Records from a data source
════════
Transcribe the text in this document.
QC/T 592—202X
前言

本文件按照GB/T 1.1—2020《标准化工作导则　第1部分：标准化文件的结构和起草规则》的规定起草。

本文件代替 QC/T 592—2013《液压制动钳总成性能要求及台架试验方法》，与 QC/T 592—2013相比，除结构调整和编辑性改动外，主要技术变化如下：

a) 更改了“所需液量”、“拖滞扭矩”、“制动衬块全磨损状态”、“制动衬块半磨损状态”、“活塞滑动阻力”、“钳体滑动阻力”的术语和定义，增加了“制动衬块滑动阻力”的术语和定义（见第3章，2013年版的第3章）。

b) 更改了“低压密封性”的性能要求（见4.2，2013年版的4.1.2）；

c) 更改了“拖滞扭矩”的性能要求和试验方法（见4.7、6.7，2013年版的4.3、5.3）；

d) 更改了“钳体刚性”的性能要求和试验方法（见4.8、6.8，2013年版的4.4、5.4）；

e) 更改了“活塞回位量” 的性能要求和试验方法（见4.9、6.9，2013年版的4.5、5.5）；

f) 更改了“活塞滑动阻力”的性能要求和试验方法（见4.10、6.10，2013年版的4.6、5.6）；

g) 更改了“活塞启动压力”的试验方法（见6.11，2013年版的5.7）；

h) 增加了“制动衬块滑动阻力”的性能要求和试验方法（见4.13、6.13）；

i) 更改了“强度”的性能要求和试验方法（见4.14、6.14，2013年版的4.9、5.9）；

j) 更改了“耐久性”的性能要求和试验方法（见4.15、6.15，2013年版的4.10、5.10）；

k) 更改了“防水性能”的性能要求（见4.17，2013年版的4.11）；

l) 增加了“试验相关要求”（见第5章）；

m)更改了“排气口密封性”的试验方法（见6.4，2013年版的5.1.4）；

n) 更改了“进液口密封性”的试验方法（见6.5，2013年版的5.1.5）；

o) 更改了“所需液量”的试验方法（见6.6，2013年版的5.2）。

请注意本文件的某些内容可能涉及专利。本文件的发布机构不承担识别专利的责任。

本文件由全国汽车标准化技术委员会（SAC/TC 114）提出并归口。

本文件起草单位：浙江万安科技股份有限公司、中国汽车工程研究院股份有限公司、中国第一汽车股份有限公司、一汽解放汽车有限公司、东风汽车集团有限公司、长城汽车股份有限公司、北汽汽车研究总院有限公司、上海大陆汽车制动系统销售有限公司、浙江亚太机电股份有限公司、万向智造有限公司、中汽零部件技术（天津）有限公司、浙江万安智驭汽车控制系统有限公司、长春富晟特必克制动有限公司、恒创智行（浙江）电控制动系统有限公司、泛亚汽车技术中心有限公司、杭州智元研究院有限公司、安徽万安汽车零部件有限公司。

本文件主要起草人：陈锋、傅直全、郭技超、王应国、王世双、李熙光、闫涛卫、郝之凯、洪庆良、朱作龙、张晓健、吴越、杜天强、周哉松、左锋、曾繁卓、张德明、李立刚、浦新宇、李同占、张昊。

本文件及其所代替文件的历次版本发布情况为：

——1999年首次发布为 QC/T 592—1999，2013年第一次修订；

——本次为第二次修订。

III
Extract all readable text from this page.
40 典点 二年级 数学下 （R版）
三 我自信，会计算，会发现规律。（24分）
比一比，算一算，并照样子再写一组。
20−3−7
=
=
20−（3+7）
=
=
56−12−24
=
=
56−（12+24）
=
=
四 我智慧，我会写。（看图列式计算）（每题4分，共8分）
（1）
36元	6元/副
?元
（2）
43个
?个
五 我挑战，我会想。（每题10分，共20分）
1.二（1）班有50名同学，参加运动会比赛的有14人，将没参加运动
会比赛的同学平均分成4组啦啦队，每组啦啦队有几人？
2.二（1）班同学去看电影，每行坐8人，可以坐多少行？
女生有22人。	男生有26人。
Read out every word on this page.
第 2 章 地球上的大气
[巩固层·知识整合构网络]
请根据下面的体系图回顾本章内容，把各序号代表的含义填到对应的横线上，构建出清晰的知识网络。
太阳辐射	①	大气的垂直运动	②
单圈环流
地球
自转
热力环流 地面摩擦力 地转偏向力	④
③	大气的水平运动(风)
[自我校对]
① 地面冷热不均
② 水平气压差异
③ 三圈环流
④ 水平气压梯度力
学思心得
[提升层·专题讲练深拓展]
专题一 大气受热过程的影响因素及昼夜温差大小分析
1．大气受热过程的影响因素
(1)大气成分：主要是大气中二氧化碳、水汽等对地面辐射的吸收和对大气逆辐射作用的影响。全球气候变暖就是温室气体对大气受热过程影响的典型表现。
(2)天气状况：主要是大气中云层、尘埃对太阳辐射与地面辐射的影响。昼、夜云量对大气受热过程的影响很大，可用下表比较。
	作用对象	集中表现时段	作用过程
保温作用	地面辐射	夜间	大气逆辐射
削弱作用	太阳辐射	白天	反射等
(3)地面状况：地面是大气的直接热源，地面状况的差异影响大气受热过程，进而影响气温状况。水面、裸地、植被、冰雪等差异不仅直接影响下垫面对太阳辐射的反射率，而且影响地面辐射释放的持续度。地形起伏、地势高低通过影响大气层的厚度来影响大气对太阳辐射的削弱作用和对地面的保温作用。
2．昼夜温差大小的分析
════════
» **Aim**: Write out the material from the first line to the last, exactly.

» **Worked answer**:
Transcribe the text in this document.
QC/T 592—202X
前言

本文件按照GB/T 1.1—2020《标准化工作导则　第1部分：标准化文件的结构和起草规则》的规定起草。

本文件代替 QC/T 592—2013《液压制动钳总成性能要求及台架试验方法》，与 QC/T 592—2013相比，除结构调整和编辑性改动外，主要技术变化如下：

a) 更改了“所需液量”、“拖滞扭矩”、“制动衬块全磨损状态”、“制动衬块半磨损状态”、“活塞滑动阻力”、“钳体滑动阻力”的术语和定义，增加了“制动衬块滑动阻力”的术语和定义（见第3章，2013年版的第3章）。

b) 更改了“低压密封性”的性能要求（见4.2，2013年版的4.1.2）；

c) 更改了“拖滞扭矩”的性能要求和试验方法（见4.7、6.7，2013年版的4.3、5.3）；

d) 更改了“钳体刚性”的性能要求和试验方法（见4.8、6.8，2013年版的4.4、5.4）；

e) 更改了“活塞回位量” 的性能要求和试验方法（见4.9、6.9，2013年版的4.5、5.5）；

f) 更改了“活塞滑动阻力”的性能要求和试验方法（见4.10、6.10，2013年版的4.6、5.6）；

g) 更改了“活塞启动压力”的试验方法（见6.11，2013年版的5.7）；

h) 增加了“制动衬块滑动阻力”的性能要求和试验方法（见4.13、6.13）；

i) 更改了“强度”的性能要求和试验方法（见4.14、6.14，2013年版的4.9、5.9）；

j) 更改了“耐久性”的性能要求和试验方法（见4.15、6.15，2013年版的4.10、5.10）；

k) 更改了“防水性能”的性能要求（见4.17，2013年版的4.11）；

l) 增加了“试验相关要求”（见第5章）；

m)更改了“排气口密封性”的试验方法（见6.4，2013年版的5.1.4）；

n) 更改了“进液口密封性”的试验方法（见6.5，2013年版的5.1.5）；

o) 更改了“所需液量”的试验方法（见6.6，2013年版的5.2）。

请注意本文件的某些内容可能涉及专利。本文件的发布机构不承担识别专利的责任。

本文件由全国汽车标准化技术委员会（SAC/TC 114）提出并归口。

本文件起草单位：浙江万安科技股份有限公司、中国汽车工程研究院股份有限公司、中国第一汽车股份有限公司、一汽解放汽车有限公司、东风汽车集团有限公司、长城汽车股份有限公司、北汽汽车研究总院有限公司、上海大陆汽车制动系统销售有限公司、浙江亚太机电股份有限公司、万向智造有限公司、中汽零部件技术（天津）有限公司、浙江万安智驭汽车控制系统有限公司、长春富晟特必克制动有限公司、恒创智行（浙江）电控制动系统有限公司、泛亚汽车技术中心有限公司、杭州智元研究院有限公司、安徽万安汽车零部件有限公司。

本文件主要起草人：陈锋、傅直全、郭技超、王应国、王世双、李熙光、闫涛卫、郝之凯、洪庆良、朱作龙、张晓健、吴越、杜天强、周哉松、左锋、曾繁卓、张德明、李立刚、浦新宇、李同占、张昊。

本文件及其所代替文件的历次版本发布情况为：

——1999年首次发布为 QC/T 592—1999，2013年第一次修订；

——本次为第二次修订。

III
Extract all readable text from this page.
40 典点 二年级 数学下 （R版）
三 我自信，会计算，会发现规律。（24分）
比一比，算一算，并照样子再写一组。
20−3−7
=
=
20−（3+7）
=
=
56−12−24
=
=
56−（12+24）
=
=
四 我智慧，我会写。（看图列式计算）（每题4分，共8分）
（1）
36元	6元/副
?元
（2）
43个
?个
五 我挑战，我会想。（每题10分，共20分）
1.二（1）班有50名同学，参加运动会比赛的有14人，将没参加运动
会比赛的同学平均分成4组啦啦队，每组啦啦队有几人？
2.二（1）班同学去看电影，每行坐8人，可以坐多少行？
女生有22人。	男生有26人。
Read out every word on this page.
第 2 章 地球上的大气
[巩固层·知识整合构网络]
请根据下面的体系图回顾本章内容，把各序号代表的含义填到对应的横线上，构建出清晰的知识网络。
太阳辐射	①	大气的垂直运动	②
单圈环流
地球
自转
热力环流 地面摩擦力 地转偏向力	④
③	大气的水平运动(风)
[自我校对]
① 地面冷热不均
② 水平气压差异
③ 三圈环流
④ 水平气压梯度力
学思心得
[提升层·专题讲练深拓展]
专题一 大气受热过程的影响因素及昼夜温差大小分析
1．大气受热过程的影响因素
(1)大气成分：主要是大气中二氧化碳、水汽等对地面辐射的吸收和对大气逆辐射作用的影响。全球气候变暖就是温室气体对大气受热过程影响的典型表现。
(2)天气状况：主要是大气中云层、尘埃对太阳辐射与地面辐射的影响。昼、夜云量对大气受热过程的影响很大，可用下表比较。
	作用对象	集中表现时段	作用过程
保温作用	地面辐射	夜间	大气逆辐射
削弱作用	太阳辐射	白天	反射等
(3)地面状况：地面是大气的直接热源，地面状况的差异影响大气受热过程，进而影响气温状况。水面、裸地、植被、冰雪等差异不仅直接影响下垫面对太阳辐射的反射率，而且影响地面辐射释放的持续度。地形起伏、地势高低通过影响大气层的厚度来影响大气对太阳辐射的削弱作用和对地面的保温作用。
2．昼夜温差大小的分析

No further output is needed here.